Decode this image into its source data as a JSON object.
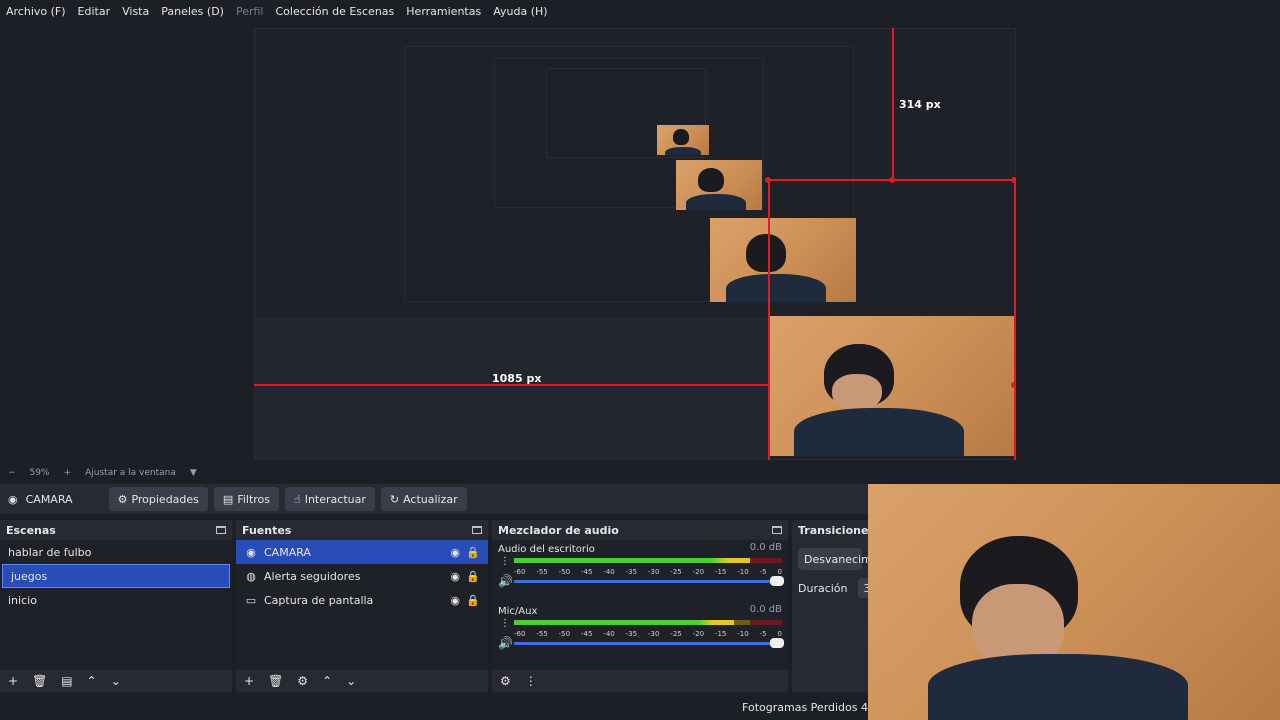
{
  "menu": {
    "items": [
      {
        "label": "Archivo (F)",
        "disabled": false
      },
      {
        "label": "Editar",
        "disabled": false
      },
      {
        "label": "Vista",
        "disabled": false
      },
      {
        "label": "Paneles (D)",
        "disabled": false
      },
      {
        "label": "Perfil",
        "disabled": true
      },
      {
        "label": "Colección de Escenas",
        "disabled": false
      },
      {
        "label": "Herramientas",
        "disabled": false
      },
      {
        "label": "Ayuda (H)",
        "disabled": false
      }
    ]
  },
  "preview": {
    "measure_top": "314 px",
    "measure_left": "1085 px"
  },
  "zoom": {
    "minus": "−",
    "level": "59%",
    "plus": "+",
    "fit_label": "Ajustar a la ventana",
    "dropdown_icon": "▼"
  },
  "context_bar": {
    "source_name": "CAMARA",
    "buttons": {
      "properties": "Propiedades",
      "filters": "Filtros",
      "interact": "Interactuar",
      "refresh": "Actualizar"
    }
  },
  "scenes": {
    "title": "Escenas",
    "items": [
      "hablar de fulbo",
      "juegos",
      "inicio"
    ],
    "selected": "juegos"
  },
  "sources": {
    "title": "Fuentes",
    "items": [
      {
        "label": "CAMARA",
        "icon": "camera-icon",
        "selected": true
      },
      {
        "label": "Alerta seguidores",
        "icon": "browser-icon",
        "selected": false
      },
      {
        "label": "Captura de pantalla",
        "icon": "display-icon",
        "selected": false
      }
    ]
  },
  "mixer": {
    "title": "Mezclador de audio",
    "ticks": [
      "-60",
      "-55",
      "-50",
      "-45",
      "-40",
      "-35",
      "-30",
      "-25",
      "-20",
      "-15",
      "-10",
      "-5",
      "0"
    ],
    "channels": [
      {
        "name": "Audio del escritorio",
        "db": "0.0 dB",
        "level": 0.88
      },
      {
        "name": "Mic/Aux",
        "db": "0.0 dB",
        "level": 0.82
      }
    ]
  },
  "transitions": {
    "title": "Transiciones",
    "selected": "Desvanecimie",
    "duration_label": "Duración",
    "duration_value": "30"
  },
  "status": {
    "dropped_frames": "Fotogramas Perdidos 4"
  },
  "colors": {
    "accent": "#284cb8",
    "guide_red": "#e01b24",
    "meter_green": "#4bd12b",
    "meter_yellow": "#e2c72a"
  }
}
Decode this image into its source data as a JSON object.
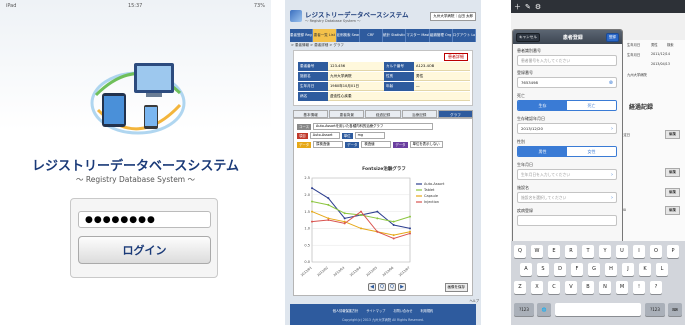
{
  "login": {
    "status_left": "iPad",
    "status_time": "15:37",
    "status_battery": "73%",
    "title": "レジストリーデータベースシステム",
    "subtitle": "～ Registry Database System ～",
    "password_value": "●●●●●●●●",
    "login_label": "ログイン"
  },
  "app": {
    "title": "レジストリーデータベースシステム",
    "subtitle": "～ Registry Database System ～",
    "user_box": "九州大学病院｜山田 太郎",
    "nav": [
      "患者登録 Regist",
      "患者一覧 List",
      "症例検索 Search",
      "CRF",
      "統計 Statistic",
      "マスター Master",
      "組織管理 Org",
      "ログアウト Logout"
    ],
    "breadcrumb": "> 患者情報 > 患者詳細 > グラフ",
    "card_title": "患者詳細",
    "info_rows": [
      {
        "k": "患者番号",
        "v": "123-456",
        "k2": "カルテ番号",
        "v2": "A123-4OB"
      },
      {
        "k": "施設名",
        "v": "九州大学病院",
        "k2": "性別",
        "v2": "男性"
      },
      {
        "k": "生年月日",
        "v": "1980年10月01日",
        "k2": "年齢",
        "v2": "―"
      },
      {
        "k": "病名",
        "v": "虚血性心疾患",
        "k2": "",
        "v2": ""
      }
    ],
    "tabs": [
      "基本情報",
      "患者背景",
      "経過記録",
      "治療記録",
      "グラフ"
    ],
    "filter1_label": "コース",
    "filter1_value": "Auto-Assortを用いた各種内科的治療グラフ",
    "filter2_label": "項目",
    "filter2_value": "Auto-Assort",
    "filter2b_label": "単位",
    "filter2b_value": "mg",
    "filter3_label": "データ",
    "filter3_value": "尿検査値",
    "filter3b_label": "データ",
    "filter3b_value": "検査値",
    "filter3c_label": "データ",
    "filter3c_value": "単位を表示しない",
    "chart_title": "Fontsize治験グラフ",
    "pager": [
      "◀",
      "Q",
      "Q",
      "▶"
    ],
    "save_label": "画像を保存",
    "help_label": "ヘルプ",
    "footer_links": [
      "個人情報保護方針",
      "サイトマップ",
      "お問い合わせ",
      "利用規約"
    ],
    "copyright": "Copyright(c) 2013 九州大学病院 All Rights Reserved."
  },
  "chart_data": {
    "type": "line",
    "title": "Fontsize治験グラフ",
    "xlabel": "",
    "ylabel": "",
    "categories": [
      "2013/01",
      "2013/02",
      "2013/03",
      "2013/04",
      "2013/05",
      "2013/06",
      "2013/07"
    ],
    "ylim": [
      0,
      2.5
    ],
    "grid": true,
    "legend": "top-right",
    "series": [
      {
        "name": "Auto-Assort",
        "color": "#2c3e8f",
        "values": [
          2.2,
          1.9,
          1.3,
          1.4,
          1.5,
          1.1,
          1.0
        ]
      },
      {
        "name": "Tablet",
        "color": "#8cc63f",
        "values": [
          1.8,
          1.7,
          1.45,
          1.4,
          1.3,
          1.2,
          1.35
        ]
      },
      {
        "name": "Capsule",
        "color": "#e6a817",
        "values": [
          1.5,
          1.3,
          1.2,
          1.0,
          0.9,
          0.8,
          0.9
        ]
      },
      {
        "name": "Injection",
        "color": "#d9534f",
        "values": [
          1.2,
          1.25,
          1.15,
          1.5,
          0.9,
          0.7,
          0.85
        ]
      }
    ]
  },
  "reg": {
    "popover_title": "患者登録",
    "cancel_label": "キャンセル",
    "confirm_label": "登録",
    "label_patient_no": "患者識別番号",
    "ph_patient_no": "患者番号を入力してください",
    "label_karte": "登録番号",
    "karte_value": "7653498",
    "label_sex": "死亡",
    "sex_options": [
      "生存",
      "死亡"
    ],
    "label_regdate": "生存確認年月日",
    "regdate_value": "2013/12/20",
    "label_gender": "性別",
    "gender_options": [
      "男性",
      "女性"
    ],
    "label_birth": "生年月日",
    "ph_birth": "生年月日を入力してください",
    "label_facility": "施設名",
    "ph_facility": "施設名を選択してください",
    "label_disease": "疾病登録",
    "bg_cells": [
      "4Z",
      "生年月日",
      "男性",
      "検索",
      "生年月日",
      "2011/12/14",
      "2013/04/13",
      "九州大学病院"
    ],
    "bg_heading": "経過記録",
    "bg_row_text": "治療開始予定日",
    "bg_edit": "編集",
    "bg_date": "2013/12/30",
    "kb_rows": [
      [
        "Q",
        "W",
        "E",
        "R",
        "T",
        "Y",
        "U",
        "I",
        "O",
        "P"
      ],
      [
        "A",
        "S",
        "D",
        "F",
        "G",
        "H",
        "J",
        "K",
        "L"
      ],
      [
        "Z",
        "X",
        "C",
        "V",
        "B",
        "N",
        "M",
        "!",
        "?"
      ]
    ],
    "kb_bottom": [
      "?123",
      "🌐",
      "?123"
    ]
  }
}
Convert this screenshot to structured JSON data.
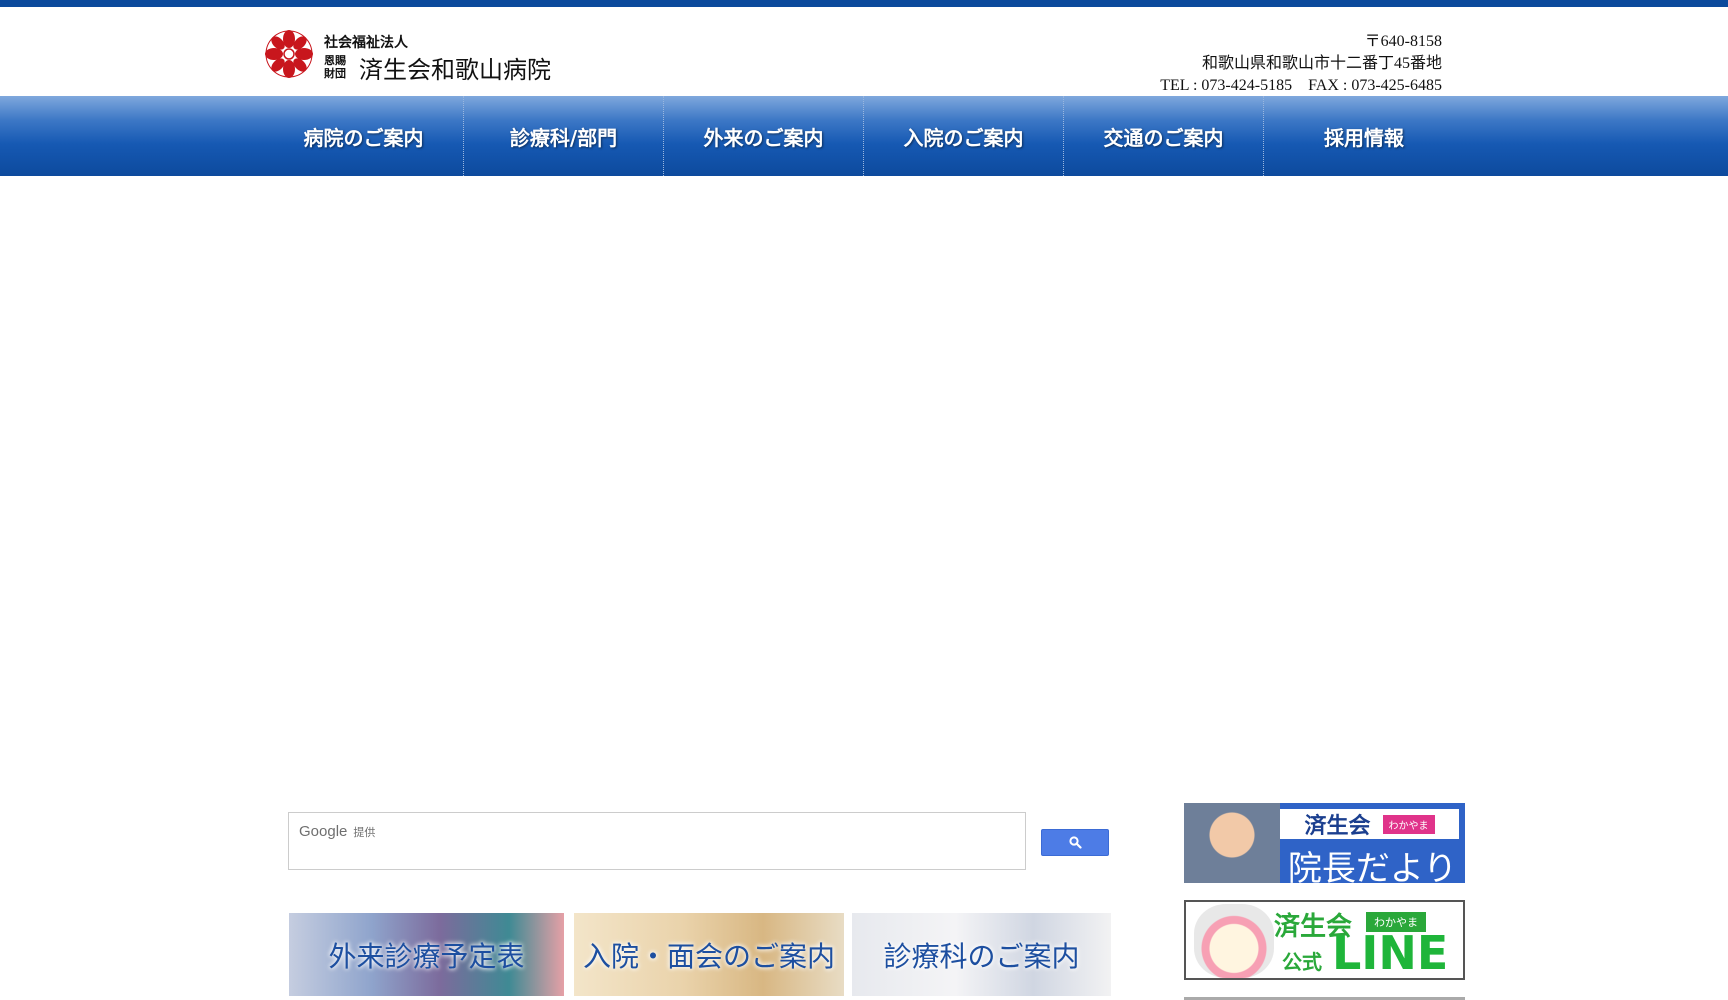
{
  "header": {
    "org_type": "社会福祉法人",
    "stack_line1": "恩賜",
    "stack_line2": "財団",
    "hospital_name": "済生会和歌山病院",
    "postal": "〒640-8158",
    "address": "和歌山県和歌山市十二番丁45番地",
    "tel_fax": "TEL : 073-424-5185　FAX : 073-425-6485"
  },
  "nav": {
    "items": [
      {
        "label": "病院のご案内"
      },
      {
        "label": "診療科/部門"
      },
      {
        "label": "外来のご案内"
      },
      {
        "label": "入院のご案内"
      },
      {
        "label": "交通のご案内"
      },
      {
        "label": "採用情報"
      }
    ]
  },
  "search": {
    "brand": "Google",
    "brand_suffix": "提供",
    "placeholder": "",
    "button_icon": "search-icon"
  },
  "banners": [
    {
      "label": "外来診療予定表"
    },
    {
      "label": "入院・面会のご案内"
    },
    {
      "label": "診療科のご案内"
    }
  ],
  "side_banners": {
    "director": {
      "tag": "済生会",
      "tag_small": "わかやま",
      "title": "院長だより"
    },
    "line": {
      "tag": "済生会",
      "tag_small": "わかやま",
      "sub": "公式",
      "logo": "LINE"
    }
  },
  "colors": {
    "topbar": "#0b4a9c",
    "nav": "#1659b3",
    "search_button": "#4d7ce6",
    "line_green": "#1fb53a"
  }
}
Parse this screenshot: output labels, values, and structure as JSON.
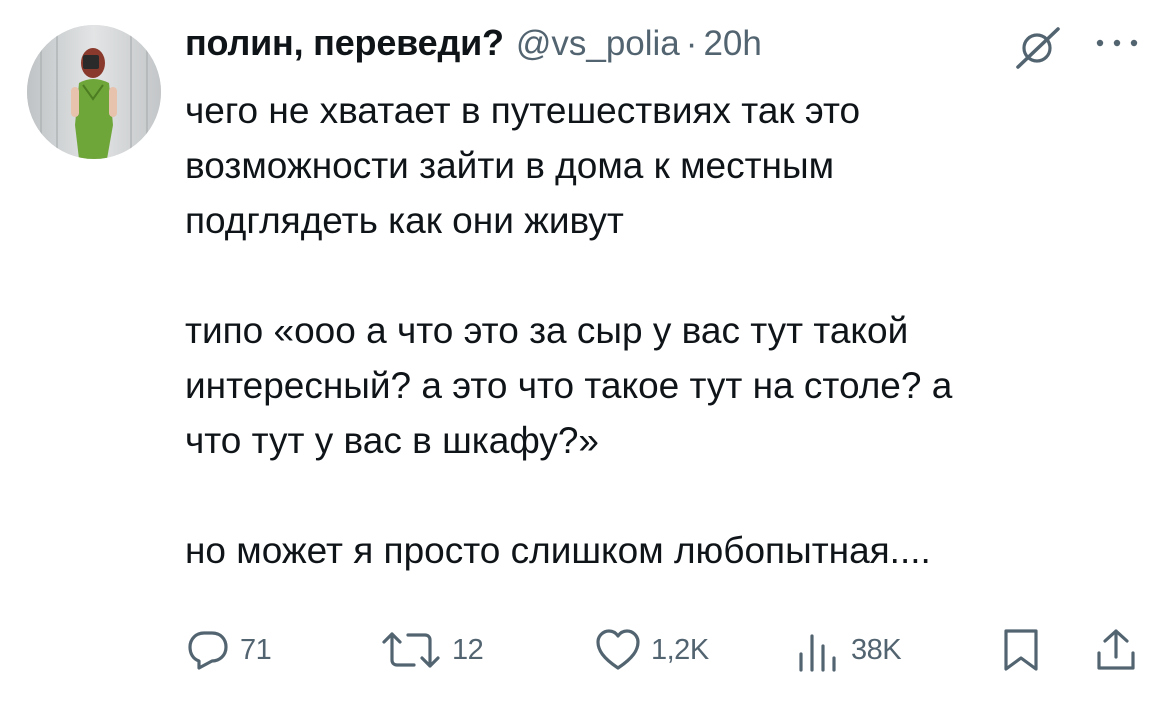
{
  "tweet": {
    "display_name": "полин, переведи?",
    "handle": "@vs_polia",
    "separator": "·",
    "time": "20h",
    "text": "чего не хватает в путешествиях так это\nвозможности зайти в дома к местным\nподглядеть как они живут\n\nтипо «ооо а что это за сыр у вас тут такой\nинтересный? а это что такое тут на столе? а\nчто тут у вас в шкафу?»\n\nно может я просто слишком любопытная...."
  },
  "actions": {
    "replies": "71",
    "retweets": "12",
    "likes": "1,2K",
    "views": "38K"
  },
  "icons": {
    "reply": "reply-icon",
    "retweet": "retweet-icon",
    "like": "heart-icon",
    "views": "views-chart-icon",
    "bookmark": "bookmark-icon",
    "share": "share-icon",
    "grok": "grok-icon",
    "more": "more-icon"
  },
  "colors": {
    "text": "#0f1419",
    "secondary": "#536471"
  }
}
· · · · ·
Short problem:
Count the lines of the data that include the string "true", and give only that number.

Solution to this task:
3